Start of SUPPLIED INFORMATION

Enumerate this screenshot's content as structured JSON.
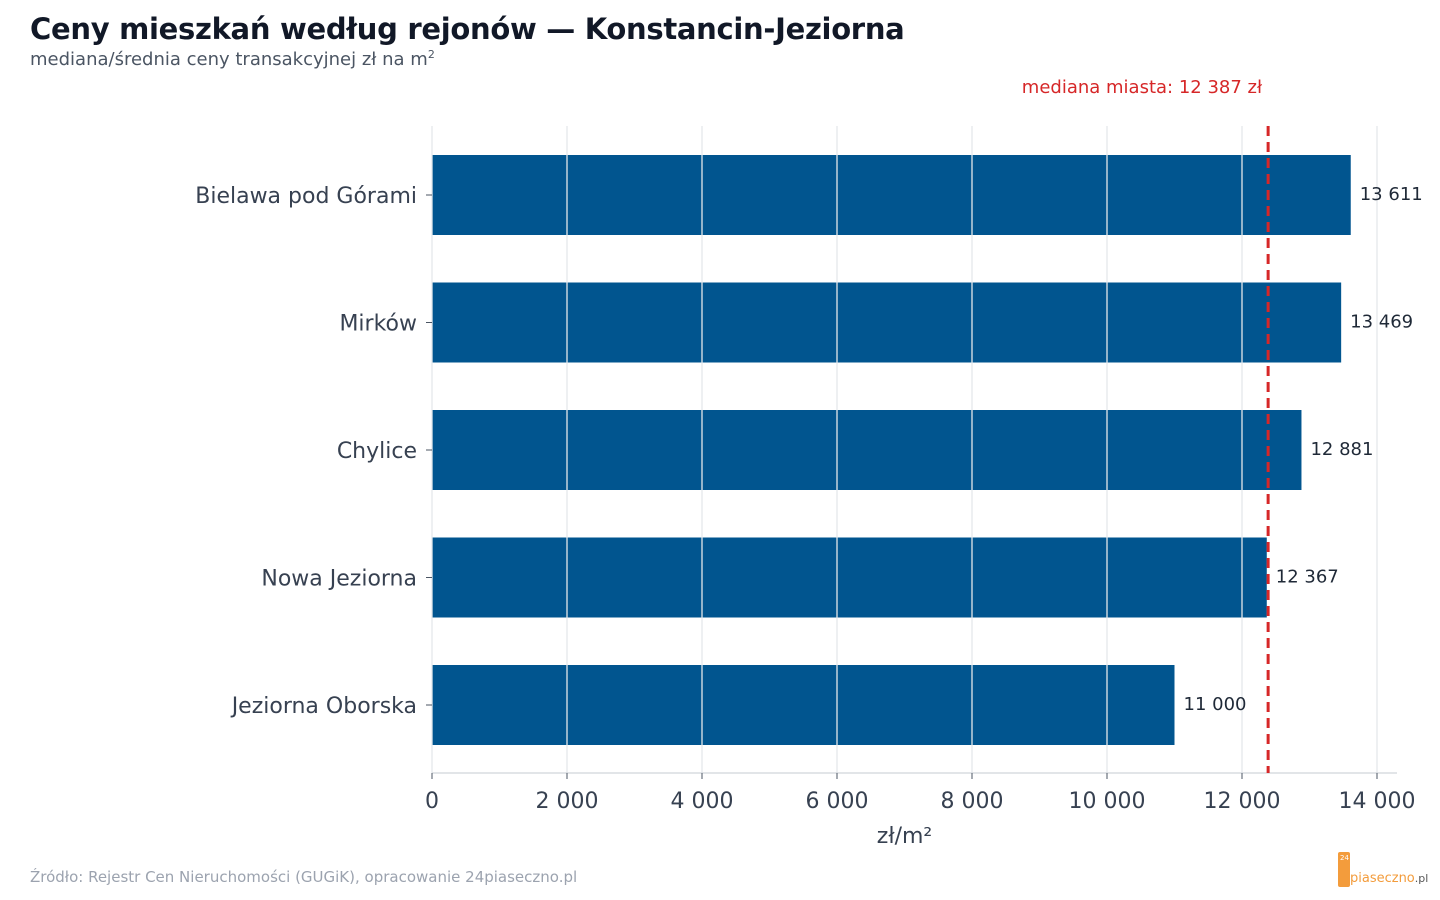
{
  "header": {
    "title": "Ceny mieszkań według rejonów — Konstancin-Jeziorna",
    "subtitle": "mediana/średnia ceny transakcyjnej zł na m",
    "subtitle_sup": "2"
  },
  "chart_data": {
    "type": "bar",
    "orientation": "horizontal",
    "categories": [
      "Bielawa pod Górami",
      "Mirków",
      "Chylice",
      "Nowa Jeziorna",
      "Jeziorna Oborska"
    ],
    "values": [
      13611,
      13469,
      12881,
      12367,
      11000
    ],
    "value_labels": [
      "13 611",
      "13 469",
      "12 881",
      "12 367",
      "11 000"
    ],
    "xlabel": "zł/m²",
    "xlim": [
      0,
      14000
    ],
    "xticks": [
      0,
      2000,
      4000,
      6000,
      8000,
      10000,
      12000,
      14000
    ],
    "xtick_labels": [
      "0",
      "2 000",
      "4 000",
      "6 000",
      "8 000",
      "10 000",
      "12 000",
      "14 000"
    ],
    "grid": "vertical",
    "reference_line": {
      "value": 12387,
      "label": "mediana miasta: 12 387 zł",
      "style": "dashed",
      "color": "#d62728"
    },
    "bar_color": "#01558f"
  },
  "footer": {
    "source": "Źródło: Rejestr Cen Nieruchomości (GUGiK), opracowanie 24piaseczno.pl"
  },
  "logo": {
    "badge": "24",
    "name": "piaseczno",
    "tld": ".pl"
  }
}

End of SUPPLIED INFORMATION

SET PROBLEM >>
Give every record back exactly as it reads, with no images.

RESULT OF THE EXERCISE >>
Enumerate this screenshot's content as structured JSON.
{
  "header": {
    "title": "Ceny mieszkań według rejonów — Konstancin-Jeziorna",
    "subtitle": "mediana/średnia ceny transakcyjnej zł na m",
    "subtitle_sup": "2"
  },
  "chart_data": {
    "type": "bar",
    "orientation": "horizontal",
    "categories": [
      "Bielawa pod Górami",
      "Mirków",
      "Chylice",
      "Nowa Jeziorna",
      "Jeziorna Oborska"
    ],
    "values": [
      13611,
      13469,
      12881,
      12367,
      11000
    ],
    "value_labels": [
      "13 611",
      "13 469",
      "12 881",
      "12 367",
      "11 000"
    ],
    "xlabel": "zł/m²",
    "xlim": [
      0,
      14000
    ],
    "xticks": [
      0,
      2000,
      4000,
      6000,
      8000,
      10000,
      12000,
      14000
    ],
    "xtick_labels": [
      "0",
      "2 000",
      "4 000",
      "6 000",
      "8 000",
      "10 000",
      "12 000",
      "14 000"
    ],
    "grid": "vertical",
    "reference_line": {
      "value": 12387,
      "label": "mediana miasta: 12 387 zł",
      "style": "dashed",
      "color": "#d62728"
    },
    "bar_color": "#01558f"
  },
  "footer": {
    "source": "Źródło: Rejestr Cen Nieruchomości (GUGiK), opracowanie 24piaseczno.pl"
  },
  "logo": {
    "badge": "24",
    "name": "piaseczno",
    "tld": ".pl"
  }
}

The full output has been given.